-- start Data supplied --

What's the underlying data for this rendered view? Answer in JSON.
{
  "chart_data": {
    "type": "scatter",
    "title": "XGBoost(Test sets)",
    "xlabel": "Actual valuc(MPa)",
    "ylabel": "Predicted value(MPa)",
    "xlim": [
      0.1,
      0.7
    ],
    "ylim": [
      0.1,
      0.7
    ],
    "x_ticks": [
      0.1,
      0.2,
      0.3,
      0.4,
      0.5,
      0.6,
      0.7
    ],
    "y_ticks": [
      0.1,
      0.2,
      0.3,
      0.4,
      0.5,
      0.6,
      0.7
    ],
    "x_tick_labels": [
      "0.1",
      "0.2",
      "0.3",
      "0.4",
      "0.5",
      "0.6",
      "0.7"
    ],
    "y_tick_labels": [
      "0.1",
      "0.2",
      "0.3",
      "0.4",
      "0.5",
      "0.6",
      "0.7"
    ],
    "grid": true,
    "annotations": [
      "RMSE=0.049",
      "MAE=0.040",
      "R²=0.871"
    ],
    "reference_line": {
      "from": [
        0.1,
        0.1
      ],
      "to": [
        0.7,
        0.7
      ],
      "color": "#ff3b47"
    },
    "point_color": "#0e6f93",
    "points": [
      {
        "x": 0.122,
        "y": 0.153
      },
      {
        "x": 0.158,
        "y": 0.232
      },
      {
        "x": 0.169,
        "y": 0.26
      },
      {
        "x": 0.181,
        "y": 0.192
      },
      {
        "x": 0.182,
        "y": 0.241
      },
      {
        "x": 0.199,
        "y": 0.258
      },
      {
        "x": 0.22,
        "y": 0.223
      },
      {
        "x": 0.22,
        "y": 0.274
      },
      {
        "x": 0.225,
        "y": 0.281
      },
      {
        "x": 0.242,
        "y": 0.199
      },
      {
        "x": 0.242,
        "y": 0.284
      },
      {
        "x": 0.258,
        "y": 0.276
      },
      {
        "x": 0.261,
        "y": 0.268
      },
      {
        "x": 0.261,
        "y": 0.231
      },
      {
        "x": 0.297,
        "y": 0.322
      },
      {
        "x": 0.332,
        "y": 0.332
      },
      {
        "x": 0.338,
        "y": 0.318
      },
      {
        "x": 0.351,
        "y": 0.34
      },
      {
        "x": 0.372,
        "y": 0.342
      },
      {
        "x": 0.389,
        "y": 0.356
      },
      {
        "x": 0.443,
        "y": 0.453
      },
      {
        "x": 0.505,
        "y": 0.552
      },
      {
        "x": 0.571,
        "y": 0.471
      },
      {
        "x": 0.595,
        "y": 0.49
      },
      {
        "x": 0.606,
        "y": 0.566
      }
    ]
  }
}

-- end Data supplied --

Quote each line of the data above exactly as written.

§ **Reply**:
What's the underlying data for this rendered view? Answer in JSON.
{
  "chart_data": {
    "type": "scatter",
    "title": "XGBoost(Test sets)",
    "xlabel": "Actual valuc(MPa)",
    "ylabel": "Predicted value(MPa)",
    "xlim": [
      0.1,
      0.7
    ],
    "ylim": [
      0.1,
      0.7
    ],
    "x_ticks": [
      0.1,
      0.2,
      0.3,
      0.4,
      0.5,
      0.6,
      0.7
    ],
    "y_ticks": [
      0.1,
      0.2,
      0.3,
      0.4,
      0.5,
      0.6,
      0.7
    ],
    "x_tick_labels": [
      "0.1",
      "0.2",
      "0.3",
      "0.4",
      "0.5",
      "0.6",
      "0.7"
    ],
    "y_tick_labels": [
      "0.1",
      "0.2",
      "0.3",
      "0.4",
      "0.5",
      "0.6",
      "0.7"
    ],
    "grid": true,
    "annotations": [
      "RMSE=0.049",
      "MAE=0.040",
      "R²=0.871"
    ],
    "reference_line": {
      "from": [
        0.1,
        0.1
      ],
      "to": [
        0.7,
        0.7
      ],
      "color": "#ff3b47"
    },
    "point_color": "#0e6f93",
    "points": [
      {
        "x": 0.122,
        "y": 0.153
      },
      {
        "x": 0.158,
        "y": 0.232
      },
      {
        "x": 0.169,
        "y": 0.26
      },
      {
        "x": 0.181,
        "y": 0.192
      },
      {
        "x": 0.182,
        "y": 0.241
      },
      {
        "x": 0.199,
        "y": 0.258
      },
      {
        "x": 0.22,
        "y": 0.223
      },
      {
        "x": 0.22,
        "y": 0.274
      },
      {
        "x": 0.225,
        "y": 0.281
      },
      {
        "x": 0.242,
        "y": 0.199
      },
      {
        "x": 0.242,
        "y": 0.284
      },
      {
        "x": 0.258,
        "y": 0.276
      },
      {
        "x": 0.261,
        "y": 0.268
      },
      {
        "x": 0.261,
        "y": 0.231
      },
      {
        "x": 0.297,
        "y": 0.322
      },
      {
        "x": 0.332,
        "y": 0.332
      },
      {
        "x": 0.338,
        "y": 0.318
      },
      {
        "x": 0.351,
        "y": 0.34
      },
      {
        "x": 0.372,
        "y": 0.342
      },
      {
        "x": 0.389,
        "y": 0.356
      },
      {
        "x": 0.443,
        "y": 0.453
      },
      {
        "x": 0.505,
        "y": 0.552
      },
      {
        "x": 0.571,
        "y": 0.471
      },
      {
        "x": 0.595,
        "y": 0.49
      },
      {
        "x": 0.606,
        "y": 0.566
      }
    ]
  }
}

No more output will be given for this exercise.